▶ Try it
Across the listing, count the lines that include the string "have". Give nothing besides the number.

▶ Recorded data
___

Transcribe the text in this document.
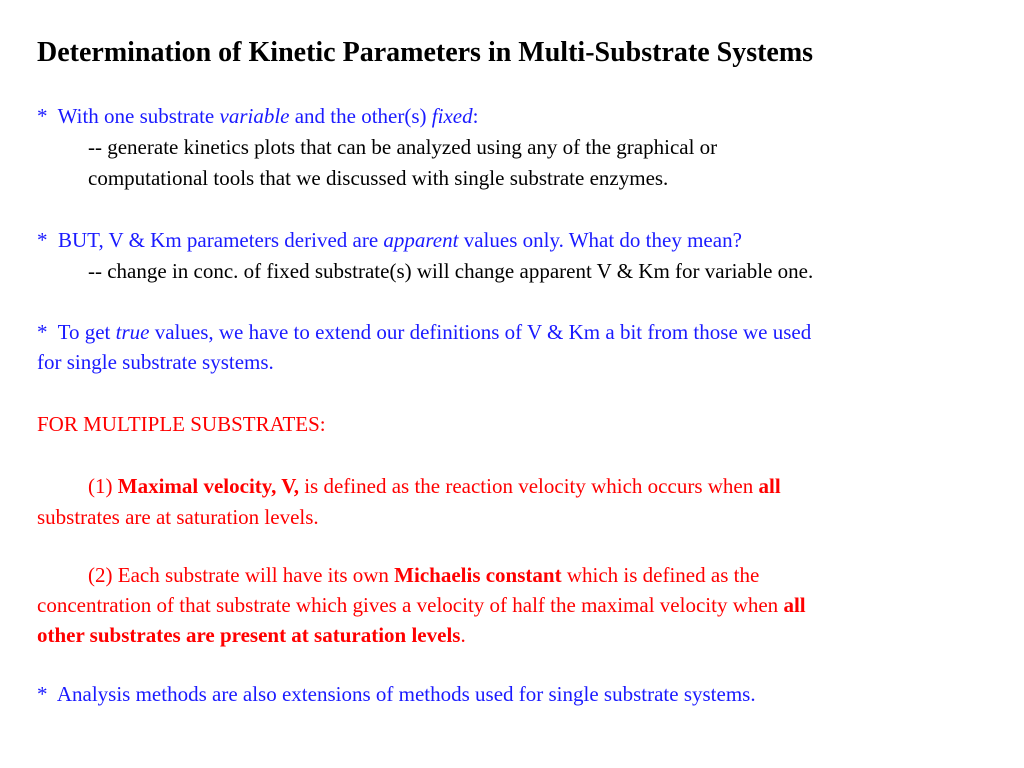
Determination of Kinetic Parameters in Multi-Substrate Systems
* With one substrate variable and the other(s) fixed:
-- generate kinetics plots that can be analyzed using any of the graphical or
computational tools that we discussed with single substrate enzymes.
* BUT, V & Km parameters derived are apparent values only. What do they mean?
-- change in conc. of fixed substrate(s) will change apparent V & Km for variable one.
* To get true values, we have to extend our definitions of V & Km a bit from those we used
for single substrate systems.
FOR MULTIPLE SUBSTRATES:
(1) Maximal velocity, V, is defined as the reaction velocity which occurs when all
substrates are at saturation levels.
(2) Each substrate will have its own Michaelis constant which is defined as the
concentration of that substrate which gives a velocity of half the maximal velocity when all
other substrates are present at saturation levels.
* Analysis methods are also extensions of methods used for single substrate systems.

___

▶ Solution
2